* [EXERCISE]: Below are records. Copy every line with "this" in it.

* [DATA]:

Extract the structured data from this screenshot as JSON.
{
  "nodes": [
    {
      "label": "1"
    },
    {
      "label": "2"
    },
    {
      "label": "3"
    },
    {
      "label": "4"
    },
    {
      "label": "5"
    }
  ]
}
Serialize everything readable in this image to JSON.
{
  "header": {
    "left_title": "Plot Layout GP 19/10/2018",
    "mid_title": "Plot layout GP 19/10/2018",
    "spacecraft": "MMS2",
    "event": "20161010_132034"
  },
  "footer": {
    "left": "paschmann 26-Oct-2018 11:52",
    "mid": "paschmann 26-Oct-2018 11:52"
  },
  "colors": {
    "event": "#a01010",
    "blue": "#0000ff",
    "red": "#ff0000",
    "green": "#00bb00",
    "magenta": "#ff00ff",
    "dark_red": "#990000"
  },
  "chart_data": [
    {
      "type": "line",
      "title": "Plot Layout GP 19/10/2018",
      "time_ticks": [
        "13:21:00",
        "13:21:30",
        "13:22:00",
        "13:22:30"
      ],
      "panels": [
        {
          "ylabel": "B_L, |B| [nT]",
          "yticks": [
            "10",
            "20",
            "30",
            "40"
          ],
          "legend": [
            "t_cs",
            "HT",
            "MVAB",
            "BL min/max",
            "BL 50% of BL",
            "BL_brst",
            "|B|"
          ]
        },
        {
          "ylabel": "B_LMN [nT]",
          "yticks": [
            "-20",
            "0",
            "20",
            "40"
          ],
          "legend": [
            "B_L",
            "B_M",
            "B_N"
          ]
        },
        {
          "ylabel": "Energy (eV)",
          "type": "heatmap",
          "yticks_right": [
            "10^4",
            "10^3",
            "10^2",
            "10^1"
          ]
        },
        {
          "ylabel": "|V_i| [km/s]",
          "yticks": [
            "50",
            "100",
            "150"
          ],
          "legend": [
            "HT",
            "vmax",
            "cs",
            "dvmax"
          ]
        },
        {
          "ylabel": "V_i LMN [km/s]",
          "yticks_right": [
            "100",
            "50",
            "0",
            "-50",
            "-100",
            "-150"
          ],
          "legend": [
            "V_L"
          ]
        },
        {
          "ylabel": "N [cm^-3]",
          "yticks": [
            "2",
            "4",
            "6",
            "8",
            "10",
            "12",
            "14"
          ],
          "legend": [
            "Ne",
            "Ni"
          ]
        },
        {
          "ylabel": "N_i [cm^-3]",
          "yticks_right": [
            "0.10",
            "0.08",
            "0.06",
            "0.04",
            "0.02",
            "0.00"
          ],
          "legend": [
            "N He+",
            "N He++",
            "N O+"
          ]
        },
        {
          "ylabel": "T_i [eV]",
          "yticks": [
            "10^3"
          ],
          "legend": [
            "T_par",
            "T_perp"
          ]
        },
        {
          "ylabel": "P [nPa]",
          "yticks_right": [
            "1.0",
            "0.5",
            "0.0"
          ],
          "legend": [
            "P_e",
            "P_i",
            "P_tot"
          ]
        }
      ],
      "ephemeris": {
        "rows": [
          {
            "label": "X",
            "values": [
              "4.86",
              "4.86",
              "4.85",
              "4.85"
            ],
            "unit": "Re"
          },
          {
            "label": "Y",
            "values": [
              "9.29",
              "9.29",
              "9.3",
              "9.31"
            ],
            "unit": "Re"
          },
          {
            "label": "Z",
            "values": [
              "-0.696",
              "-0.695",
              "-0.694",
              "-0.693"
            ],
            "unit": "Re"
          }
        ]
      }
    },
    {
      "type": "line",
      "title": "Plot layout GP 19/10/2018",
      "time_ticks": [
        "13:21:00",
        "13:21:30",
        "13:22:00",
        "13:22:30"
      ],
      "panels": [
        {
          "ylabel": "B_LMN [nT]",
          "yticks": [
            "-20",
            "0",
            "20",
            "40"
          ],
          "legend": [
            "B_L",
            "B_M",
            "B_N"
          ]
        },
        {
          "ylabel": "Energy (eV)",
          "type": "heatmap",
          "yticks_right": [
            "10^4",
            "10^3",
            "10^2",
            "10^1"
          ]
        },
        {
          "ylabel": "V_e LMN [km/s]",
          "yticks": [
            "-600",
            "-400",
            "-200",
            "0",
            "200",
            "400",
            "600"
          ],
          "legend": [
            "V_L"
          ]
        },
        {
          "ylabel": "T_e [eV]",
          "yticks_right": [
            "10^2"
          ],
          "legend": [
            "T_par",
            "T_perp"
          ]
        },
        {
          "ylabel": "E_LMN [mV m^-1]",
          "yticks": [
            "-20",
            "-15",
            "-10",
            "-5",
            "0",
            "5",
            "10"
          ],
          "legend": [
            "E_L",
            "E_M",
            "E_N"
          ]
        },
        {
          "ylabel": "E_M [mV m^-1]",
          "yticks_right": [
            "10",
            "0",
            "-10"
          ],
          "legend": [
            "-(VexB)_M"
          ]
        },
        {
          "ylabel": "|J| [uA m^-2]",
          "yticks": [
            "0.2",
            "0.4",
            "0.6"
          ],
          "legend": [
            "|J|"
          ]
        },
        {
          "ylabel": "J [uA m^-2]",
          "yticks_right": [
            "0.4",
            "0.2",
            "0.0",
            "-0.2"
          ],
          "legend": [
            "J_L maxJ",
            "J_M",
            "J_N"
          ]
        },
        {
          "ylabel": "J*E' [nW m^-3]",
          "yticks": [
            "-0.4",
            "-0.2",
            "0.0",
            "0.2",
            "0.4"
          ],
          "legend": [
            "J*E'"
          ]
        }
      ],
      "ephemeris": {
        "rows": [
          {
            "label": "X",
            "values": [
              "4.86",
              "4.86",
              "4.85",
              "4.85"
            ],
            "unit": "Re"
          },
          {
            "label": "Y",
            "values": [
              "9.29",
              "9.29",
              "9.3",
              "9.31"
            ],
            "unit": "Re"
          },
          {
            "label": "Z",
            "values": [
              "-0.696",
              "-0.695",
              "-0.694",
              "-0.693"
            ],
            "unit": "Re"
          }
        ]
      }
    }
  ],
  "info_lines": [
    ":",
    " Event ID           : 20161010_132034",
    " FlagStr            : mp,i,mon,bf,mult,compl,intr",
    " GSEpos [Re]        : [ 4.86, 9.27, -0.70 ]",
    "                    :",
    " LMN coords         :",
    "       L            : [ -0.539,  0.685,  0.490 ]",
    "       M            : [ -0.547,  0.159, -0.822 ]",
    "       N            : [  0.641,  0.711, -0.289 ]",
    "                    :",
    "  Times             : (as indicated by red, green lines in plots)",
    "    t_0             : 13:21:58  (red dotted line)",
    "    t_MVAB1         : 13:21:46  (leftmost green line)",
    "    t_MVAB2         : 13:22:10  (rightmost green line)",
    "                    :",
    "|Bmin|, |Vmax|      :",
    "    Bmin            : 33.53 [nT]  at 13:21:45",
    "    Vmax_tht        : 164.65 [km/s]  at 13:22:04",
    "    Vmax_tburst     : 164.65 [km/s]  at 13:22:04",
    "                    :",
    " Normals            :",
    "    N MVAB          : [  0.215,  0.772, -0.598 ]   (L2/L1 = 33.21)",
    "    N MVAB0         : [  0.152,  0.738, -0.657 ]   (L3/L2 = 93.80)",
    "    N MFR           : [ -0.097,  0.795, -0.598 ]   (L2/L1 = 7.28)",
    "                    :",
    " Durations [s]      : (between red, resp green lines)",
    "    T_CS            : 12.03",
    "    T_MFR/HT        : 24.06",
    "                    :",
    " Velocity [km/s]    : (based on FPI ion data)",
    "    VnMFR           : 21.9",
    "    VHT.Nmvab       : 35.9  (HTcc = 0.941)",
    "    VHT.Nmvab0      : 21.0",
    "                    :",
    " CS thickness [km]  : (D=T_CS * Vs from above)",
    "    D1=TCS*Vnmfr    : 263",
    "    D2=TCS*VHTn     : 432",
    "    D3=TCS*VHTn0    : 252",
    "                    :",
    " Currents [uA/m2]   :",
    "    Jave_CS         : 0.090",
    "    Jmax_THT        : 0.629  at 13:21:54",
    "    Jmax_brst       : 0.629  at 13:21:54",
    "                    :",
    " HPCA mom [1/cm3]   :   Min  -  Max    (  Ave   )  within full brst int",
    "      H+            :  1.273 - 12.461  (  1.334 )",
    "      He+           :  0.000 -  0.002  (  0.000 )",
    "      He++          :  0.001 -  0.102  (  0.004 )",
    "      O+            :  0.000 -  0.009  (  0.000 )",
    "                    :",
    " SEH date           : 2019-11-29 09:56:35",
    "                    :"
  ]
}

* [EXERCISE RESPONSE]:
Extract the structured data from this screenshot as JSON.
Serialize everything readable in this image to JSON.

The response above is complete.